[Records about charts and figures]
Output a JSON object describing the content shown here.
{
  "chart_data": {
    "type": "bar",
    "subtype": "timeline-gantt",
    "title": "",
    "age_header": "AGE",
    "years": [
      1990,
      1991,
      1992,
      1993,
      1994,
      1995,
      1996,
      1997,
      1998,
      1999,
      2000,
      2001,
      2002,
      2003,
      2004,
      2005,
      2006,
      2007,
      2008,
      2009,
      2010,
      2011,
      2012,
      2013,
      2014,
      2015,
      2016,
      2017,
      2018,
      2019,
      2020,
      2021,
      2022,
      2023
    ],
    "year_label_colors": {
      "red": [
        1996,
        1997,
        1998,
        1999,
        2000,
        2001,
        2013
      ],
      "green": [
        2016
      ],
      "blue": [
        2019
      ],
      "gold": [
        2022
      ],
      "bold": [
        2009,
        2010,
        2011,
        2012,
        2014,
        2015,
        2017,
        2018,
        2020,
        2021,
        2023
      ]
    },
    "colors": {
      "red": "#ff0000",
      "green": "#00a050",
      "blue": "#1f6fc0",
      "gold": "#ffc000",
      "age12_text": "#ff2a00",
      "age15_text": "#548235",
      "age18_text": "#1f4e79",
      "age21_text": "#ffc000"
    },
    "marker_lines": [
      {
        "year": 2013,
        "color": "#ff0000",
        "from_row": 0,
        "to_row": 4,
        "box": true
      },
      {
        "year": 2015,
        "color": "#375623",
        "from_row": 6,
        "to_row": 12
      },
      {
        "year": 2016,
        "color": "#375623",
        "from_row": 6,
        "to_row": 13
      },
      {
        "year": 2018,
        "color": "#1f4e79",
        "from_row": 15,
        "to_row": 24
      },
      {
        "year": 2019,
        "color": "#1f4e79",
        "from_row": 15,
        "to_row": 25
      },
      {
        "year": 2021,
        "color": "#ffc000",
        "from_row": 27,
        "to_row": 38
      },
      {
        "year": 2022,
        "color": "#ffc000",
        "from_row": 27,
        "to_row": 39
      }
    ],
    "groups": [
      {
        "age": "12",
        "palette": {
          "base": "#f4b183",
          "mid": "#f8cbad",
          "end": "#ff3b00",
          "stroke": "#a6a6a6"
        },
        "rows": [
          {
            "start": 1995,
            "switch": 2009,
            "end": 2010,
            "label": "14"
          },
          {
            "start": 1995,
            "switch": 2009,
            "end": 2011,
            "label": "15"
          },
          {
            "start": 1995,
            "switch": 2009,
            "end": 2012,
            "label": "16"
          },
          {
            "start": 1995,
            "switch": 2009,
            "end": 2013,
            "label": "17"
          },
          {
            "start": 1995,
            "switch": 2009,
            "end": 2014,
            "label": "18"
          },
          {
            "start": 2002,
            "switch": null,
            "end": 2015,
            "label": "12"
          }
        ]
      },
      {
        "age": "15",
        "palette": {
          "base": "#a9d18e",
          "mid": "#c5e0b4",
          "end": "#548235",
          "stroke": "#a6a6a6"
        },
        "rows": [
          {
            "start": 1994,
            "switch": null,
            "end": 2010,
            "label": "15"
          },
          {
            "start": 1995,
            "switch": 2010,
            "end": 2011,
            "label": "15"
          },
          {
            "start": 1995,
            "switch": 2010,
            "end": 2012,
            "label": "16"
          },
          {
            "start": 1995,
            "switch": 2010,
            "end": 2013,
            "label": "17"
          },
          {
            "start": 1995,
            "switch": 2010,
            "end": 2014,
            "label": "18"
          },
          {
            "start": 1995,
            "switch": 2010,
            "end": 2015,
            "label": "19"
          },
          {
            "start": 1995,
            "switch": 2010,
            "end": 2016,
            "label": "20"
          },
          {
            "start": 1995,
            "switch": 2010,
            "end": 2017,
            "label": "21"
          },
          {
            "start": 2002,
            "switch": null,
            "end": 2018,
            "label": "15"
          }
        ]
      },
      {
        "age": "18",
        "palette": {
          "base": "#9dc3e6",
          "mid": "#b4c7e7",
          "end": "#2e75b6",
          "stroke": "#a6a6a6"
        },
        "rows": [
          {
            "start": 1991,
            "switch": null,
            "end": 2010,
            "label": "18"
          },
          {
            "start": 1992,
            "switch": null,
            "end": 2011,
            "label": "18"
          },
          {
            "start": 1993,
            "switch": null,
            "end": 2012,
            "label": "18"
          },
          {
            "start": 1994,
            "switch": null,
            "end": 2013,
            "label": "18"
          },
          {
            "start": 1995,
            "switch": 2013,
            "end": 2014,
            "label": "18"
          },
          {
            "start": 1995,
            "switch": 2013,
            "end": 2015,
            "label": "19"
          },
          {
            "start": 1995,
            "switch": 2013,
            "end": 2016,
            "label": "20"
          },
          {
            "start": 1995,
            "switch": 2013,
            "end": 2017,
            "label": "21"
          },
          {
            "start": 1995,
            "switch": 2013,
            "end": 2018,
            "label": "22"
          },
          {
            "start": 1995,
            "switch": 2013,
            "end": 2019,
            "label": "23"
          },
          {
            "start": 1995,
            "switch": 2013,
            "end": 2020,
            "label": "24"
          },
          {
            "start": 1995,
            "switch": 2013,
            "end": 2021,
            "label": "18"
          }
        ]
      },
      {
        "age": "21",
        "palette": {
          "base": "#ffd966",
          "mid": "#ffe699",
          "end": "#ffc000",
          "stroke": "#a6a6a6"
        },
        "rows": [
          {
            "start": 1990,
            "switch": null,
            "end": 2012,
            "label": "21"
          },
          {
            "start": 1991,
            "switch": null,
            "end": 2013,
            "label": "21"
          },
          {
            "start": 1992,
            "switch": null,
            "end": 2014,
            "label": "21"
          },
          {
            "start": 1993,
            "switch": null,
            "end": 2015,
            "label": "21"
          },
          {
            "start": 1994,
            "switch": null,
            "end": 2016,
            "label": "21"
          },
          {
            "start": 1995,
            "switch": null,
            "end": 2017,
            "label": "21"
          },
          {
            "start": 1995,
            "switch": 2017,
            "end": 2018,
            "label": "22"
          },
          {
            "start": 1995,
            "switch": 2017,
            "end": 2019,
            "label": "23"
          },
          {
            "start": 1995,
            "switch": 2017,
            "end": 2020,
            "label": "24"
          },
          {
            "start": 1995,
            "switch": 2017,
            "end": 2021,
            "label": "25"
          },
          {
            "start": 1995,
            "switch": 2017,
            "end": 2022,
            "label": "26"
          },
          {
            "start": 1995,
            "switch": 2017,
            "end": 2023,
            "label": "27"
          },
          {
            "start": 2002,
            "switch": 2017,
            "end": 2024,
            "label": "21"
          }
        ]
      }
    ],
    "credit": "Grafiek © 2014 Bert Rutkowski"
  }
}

_TASK DETAILS_. Without changing a word, restate the whole listing.

_THE OUTPUT_.
Output a JSON object describing the content shown here.
{
  "chart_data": {
    "type": "bar",
    "subtype": "timeline-gantt",
    "title": "",
    "age_header": "AGE",
    "years": [
      1990,
      1991,
      1992,
      1993,
      1994,
      1995,
      1996,
      1997,
      1998,
      1999,
      2000,
      2001,
      2002,
      2003,
      2004,
      2005,
      2006,
      2007,
      2008,
      2009,
      2010,
      2011,
      2012,
      2013,
      2014,
      2015,
      2016,
      2017,
      2018,
      2019,
      2020,
      2021,
      2022,
      2023
    ],
    "year_label_colors": {
      "red": [
        1996,
        1997,
        1998,
        1999,
        2000,
        2001,
        2013
      ],
      "green": [
        2016
      ],
      "blue": [
        2019
      ],
      "gold": [
        2022
      ],
      "bold": [
        2009,
        2010,
        2011,
        2012,
        2014,
        2015,
        2017,
        2018,
        2020,
        2021,
        2023
      ]
    },
    "colors": {
      "red": "#ff0000",
      "green": "#00a050",
      "blue": "#1f6fc0",
      "gold": "#ffc000",
      "age12_text": "#ff2a00",
      "age15_text": "#548235",
      "age18_text": "#1f4e79",
      "age21_text": "#ffc000"
    },
    "marker_lines": [
      {
        "year": 2013,
        "color": "#ff0000",
        "from_row": 0,
        "to_row": 4,
        "box": true
      },
      {
        "year": 2015,
        "color": "#375623",
        "from_row": 6,
        "to_row": 12
      },
      {
        "year": 2016,
        "color": "#375623",
        "from_row": 6,
        "to_row": 13
      },
      {
        "year": 2018,
        "color": "#1f4e79",
        "from_row": 15,
        "to_row": 24
      },
      {
        "year": 2019,
        "color": "#1f4e79",
        "from_row": 15,
        "to_row": 25
      },
      {
        "year": 2021,
        "color": "#ffc000",
        "from_row": 27,
        "to_row": 38
      },
      {
        "year": 2022,
        "color": "#ffc000",
        "from_row": 27,
        "to_row": 39
      }
    ],
    "groups": [
      {
        "age": "12",
        "palette": {
          "base": "#f4b183",
          "mid": "#f8cbad",
          "end": "#ff3b00",
          "stroke": "#a6a6a6"
        },
        "rows": [
          {
            "start": 1995,
            "switch": 2009,
            "end": 2010,
            "label": "14"
          },
          {
            "start": 1995,
            "switch": 2009,
            "end": 2011,
            "label": "15"
          },
          {
            "start": 1995,
            "switch": 2009,
            "end": 2012,
            "label": "16"
          },
          {
            "start": 1995,
            "switch": 2009,
            "end": 2013,
            "label": "17"
          },
          {
            "start": 1995,
            "switch": 2009,
            "end": 2014,
            "label": "18"
          },
          {
            "start": 2002,
            "switch": null,
            "end": 2015,
            "label": "12"
          }
        ]
      },
      {
        "age": "15",
        "palette": {
          "base": "#a9d18e",
          "mid": "#c5e0b4",
          "end": "#548235",
          "stroke": "#a6a6a6"
        },
        "rows": [
          {
            "start": 1994,
            "switch": null,
            "end": 2010,
            "label": "15"
          },
          {
            "start": 1995,
            "switch": 2010,
            "end": 2011,
            "label": "15"
          },
          {
            "start": 1995,
            "switch": 2010,
            "end": 2012,
            "label": "16"
          },
          {
            "start": 1995,
            "switch": 2010,
            "end": 2013,
            "label": "17"
          },
          {
            "start": 1995,
            "switch": 2010,
            "end": 2014,
            "label": "18"
          },
          {
            "start": 1995,
            "switch": 2010,
            "end": 2015,
            "label": "19"
          },
          {
            "start": 1995,
            "switch": 2010,
            "end": 2016,
            "label": "20"
          },
          {
            "start": 1995,
            "switch": 2010,
            "end": 2017,
            "label": "21"
          },
          {
            "start": 2002,
            "switch": null,
            "end": 2018,
            "label": "15"
          }
        ]
      },
      {
        "age": "18",
        "palette": {
          "base": "#9dc3e6",
          "mid": "#b4c7e7",
          "end": "#2e75b6",
          "stroke": "#a6a6a6"
        },
        "rows": [
          {
            "start": 1991,
            "switch": null,
            "end": 2010,
            "label": "18"
          },
          {
            "start": 1992,
            "switch": null,
            "end": 2011,
            "label": "18"
          },
          {
            "start": 1993,
            "switch": null,
            "end": 2012,
            "label": "18"
          },
          {
            "start": 1994,
            "switch": null,
            "end": 2013,
            "label": "18"
          },
          {
            "start": 1995,
            "switch": 2013,
            "end": 2014,
            "label": "18"
          },
          {
            "start": 1995,
            "switch": 2013,
            "end": 2015,
            "label": "19"
          },
          {
            "start": 1995,
            "switch": 2013,
            "end": 2016,
            "label": "20"
          },
          {
            "start": 1995,
            "switch": 2013,
            "end": 2017,
            "label": "21"
          },
          {
            "start": 1995,
            "switch": 2013,
            "end": 2018,
            "label": "22"
          },
          {
            "start": 1995,
            "switch": 2013,
            "end": 2019,
            "label": "23"
          },
          {
            "start": 1995,
            "switch": 2013,
            "end": 2020,
            "label": "24"
          },
          {
            "start": 1995,
            "switch": 2013,
            "end": 2021,
            "label": "18"
          }
        ]
      },
      {
        "age": "21",
        "palette": {
          "base": "#ffd966",
          "mid": "#ffe699",
          "end": "#ffc000",
          "stroke": "#a6a6a6"
        },
        "rows": [
          {
            "start": 1990,
            "switch": null,
            "end": 2012,
            "label": "21"
          },
          {
            "start": 1991,
            "switch": null,
            "end": 2013,
            "label": "21"
          },
          {
            "start": 1992,
            "switch": null,
            "end": 2014,
            "label": "21"
          },
          {
            "start": 1993,
            "switch": null,
            "end": 2015,
            "label": "21"
          },
          {
            "start": 1994,
            "switch": null,
            "end": 2016,
            "label": "21"
          },
          {
            "start": 1995,
            "switch": null,
            "end": 2017,
            "label": "21"
          },
          {
            "start": 1995,
            "switch": 2017,
            "end": 2018,
            "label": "22"
          },
          {
            "start": 1995,
            "switch": 2017,
            "end": 2019,
            "label": "23"
          },
          {
            "start": 1995,
            "switch": 2017,
            "end": 2020,
            "label": "24"
          },
          {
            "start": 1995,
            "switch": 2017,
            "end": 2021,
            "label": "25"
          },
          {
            "start": 1995,
            "switch": 2017,
            "end": 2022,
            "label": "26"
          },
          {
            "start": 1995,
            "switch": 2017,
            "end": 2023,
            "label": "27"
          },
          {
            "start": 2002,
            "switch": 2017,
            "end": 2024,
            "label": "21"
          }
        ]
      }
    ],
    "credit": "Grafiek © 2014 Bert Rutkowski"
  }
}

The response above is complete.